## Entries shown:

────────

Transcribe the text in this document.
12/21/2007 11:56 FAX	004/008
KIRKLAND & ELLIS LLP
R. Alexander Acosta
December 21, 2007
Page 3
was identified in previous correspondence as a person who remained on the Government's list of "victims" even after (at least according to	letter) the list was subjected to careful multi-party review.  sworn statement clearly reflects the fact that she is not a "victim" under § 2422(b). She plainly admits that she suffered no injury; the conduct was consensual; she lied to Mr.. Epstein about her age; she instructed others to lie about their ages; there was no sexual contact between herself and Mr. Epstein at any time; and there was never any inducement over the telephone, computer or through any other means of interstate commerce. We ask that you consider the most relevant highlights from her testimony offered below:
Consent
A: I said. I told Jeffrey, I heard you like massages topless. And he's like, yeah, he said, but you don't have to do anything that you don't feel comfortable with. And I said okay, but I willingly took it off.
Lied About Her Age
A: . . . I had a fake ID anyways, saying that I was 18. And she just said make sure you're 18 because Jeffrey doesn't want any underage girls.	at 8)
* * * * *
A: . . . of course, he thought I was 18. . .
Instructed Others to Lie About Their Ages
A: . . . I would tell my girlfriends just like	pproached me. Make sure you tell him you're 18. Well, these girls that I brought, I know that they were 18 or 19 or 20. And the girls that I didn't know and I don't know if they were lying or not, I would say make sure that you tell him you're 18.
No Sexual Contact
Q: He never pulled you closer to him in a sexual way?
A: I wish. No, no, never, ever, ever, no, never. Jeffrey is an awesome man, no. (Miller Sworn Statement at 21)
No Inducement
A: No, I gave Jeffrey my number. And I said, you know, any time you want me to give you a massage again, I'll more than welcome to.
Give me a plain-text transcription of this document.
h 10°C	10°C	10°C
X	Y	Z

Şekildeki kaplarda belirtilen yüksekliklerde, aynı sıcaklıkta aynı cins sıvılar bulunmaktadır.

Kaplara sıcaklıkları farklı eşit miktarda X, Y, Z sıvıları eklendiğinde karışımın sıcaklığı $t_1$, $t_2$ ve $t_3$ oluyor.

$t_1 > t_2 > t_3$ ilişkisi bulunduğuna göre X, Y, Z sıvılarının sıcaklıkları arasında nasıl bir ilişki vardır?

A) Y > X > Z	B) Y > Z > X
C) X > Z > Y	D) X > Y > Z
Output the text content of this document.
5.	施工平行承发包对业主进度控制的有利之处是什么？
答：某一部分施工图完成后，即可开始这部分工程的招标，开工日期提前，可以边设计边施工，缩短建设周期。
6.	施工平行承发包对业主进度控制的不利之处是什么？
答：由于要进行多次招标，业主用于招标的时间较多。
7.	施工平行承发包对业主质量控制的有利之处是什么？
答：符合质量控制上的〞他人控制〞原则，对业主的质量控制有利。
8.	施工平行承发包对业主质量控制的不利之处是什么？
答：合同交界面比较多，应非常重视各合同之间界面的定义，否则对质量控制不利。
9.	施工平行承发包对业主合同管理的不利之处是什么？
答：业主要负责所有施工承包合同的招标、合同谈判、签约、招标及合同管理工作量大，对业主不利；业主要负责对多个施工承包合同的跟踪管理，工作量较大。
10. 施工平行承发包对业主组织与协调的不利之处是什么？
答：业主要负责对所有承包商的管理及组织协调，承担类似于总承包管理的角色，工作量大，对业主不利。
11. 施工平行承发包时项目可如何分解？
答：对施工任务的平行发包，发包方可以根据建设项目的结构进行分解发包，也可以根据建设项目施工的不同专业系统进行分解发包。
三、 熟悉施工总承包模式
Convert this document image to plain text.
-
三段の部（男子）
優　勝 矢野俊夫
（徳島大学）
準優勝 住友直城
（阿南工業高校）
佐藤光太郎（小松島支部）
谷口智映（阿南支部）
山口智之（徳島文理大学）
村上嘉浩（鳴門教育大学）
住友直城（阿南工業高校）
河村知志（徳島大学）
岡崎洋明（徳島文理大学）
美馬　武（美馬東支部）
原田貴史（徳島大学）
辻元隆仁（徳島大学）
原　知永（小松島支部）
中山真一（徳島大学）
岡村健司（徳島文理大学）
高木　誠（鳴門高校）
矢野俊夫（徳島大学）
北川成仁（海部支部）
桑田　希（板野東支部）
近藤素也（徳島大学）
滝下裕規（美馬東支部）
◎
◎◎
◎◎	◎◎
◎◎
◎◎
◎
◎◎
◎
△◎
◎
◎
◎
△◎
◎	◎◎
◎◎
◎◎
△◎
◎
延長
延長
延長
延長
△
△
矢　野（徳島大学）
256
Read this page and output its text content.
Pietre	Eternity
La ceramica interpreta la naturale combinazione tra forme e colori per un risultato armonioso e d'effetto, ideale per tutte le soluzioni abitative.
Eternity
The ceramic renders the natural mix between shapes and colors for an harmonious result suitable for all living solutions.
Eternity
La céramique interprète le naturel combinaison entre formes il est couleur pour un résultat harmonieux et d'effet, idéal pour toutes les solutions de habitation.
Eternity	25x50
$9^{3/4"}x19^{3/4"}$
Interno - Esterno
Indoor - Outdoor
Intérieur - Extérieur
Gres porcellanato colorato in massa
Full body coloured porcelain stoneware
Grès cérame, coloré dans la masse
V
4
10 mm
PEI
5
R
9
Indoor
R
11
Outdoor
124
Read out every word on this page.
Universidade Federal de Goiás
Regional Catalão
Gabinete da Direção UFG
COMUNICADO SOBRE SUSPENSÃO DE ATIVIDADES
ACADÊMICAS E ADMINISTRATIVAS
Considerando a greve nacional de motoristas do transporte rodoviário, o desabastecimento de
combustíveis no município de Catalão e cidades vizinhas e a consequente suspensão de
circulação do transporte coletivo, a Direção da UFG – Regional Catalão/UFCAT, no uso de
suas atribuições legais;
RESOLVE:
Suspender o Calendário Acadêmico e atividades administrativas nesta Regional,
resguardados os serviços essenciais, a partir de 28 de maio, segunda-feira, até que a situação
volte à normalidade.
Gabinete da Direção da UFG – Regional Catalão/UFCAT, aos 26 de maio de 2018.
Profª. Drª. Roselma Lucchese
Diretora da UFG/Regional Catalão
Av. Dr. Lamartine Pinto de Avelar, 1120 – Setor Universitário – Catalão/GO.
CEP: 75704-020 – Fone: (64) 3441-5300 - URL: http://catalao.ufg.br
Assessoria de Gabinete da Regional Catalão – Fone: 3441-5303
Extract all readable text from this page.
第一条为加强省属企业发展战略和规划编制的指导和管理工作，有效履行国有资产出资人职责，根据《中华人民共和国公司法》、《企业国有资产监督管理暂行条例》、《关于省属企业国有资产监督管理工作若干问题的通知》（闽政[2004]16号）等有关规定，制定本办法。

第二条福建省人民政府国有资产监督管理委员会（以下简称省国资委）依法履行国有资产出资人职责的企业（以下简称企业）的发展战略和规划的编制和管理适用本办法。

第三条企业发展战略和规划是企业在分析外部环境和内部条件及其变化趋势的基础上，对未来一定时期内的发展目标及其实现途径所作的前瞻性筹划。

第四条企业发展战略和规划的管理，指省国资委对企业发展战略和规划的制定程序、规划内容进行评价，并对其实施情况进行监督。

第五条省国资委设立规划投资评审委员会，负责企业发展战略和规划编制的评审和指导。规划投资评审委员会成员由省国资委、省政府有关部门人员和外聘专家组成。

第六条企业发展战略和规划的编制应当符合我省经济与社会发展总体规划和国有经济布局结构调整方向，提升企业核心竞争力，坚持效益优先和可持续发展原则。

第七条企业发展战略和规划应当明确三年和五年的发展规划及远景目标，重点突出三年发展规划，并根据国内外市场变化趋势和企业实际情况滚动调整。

────────

Return, from the data, each line that has the word "maio" in it.

## Output for this exercise:
resguardados os serviços essenciais, a partir de 28 de maio, segunda-feira, até que a situação
Gabinete da Direção da UFG – Regional Catalão/UFCAT, aos 26 de maio de 2018.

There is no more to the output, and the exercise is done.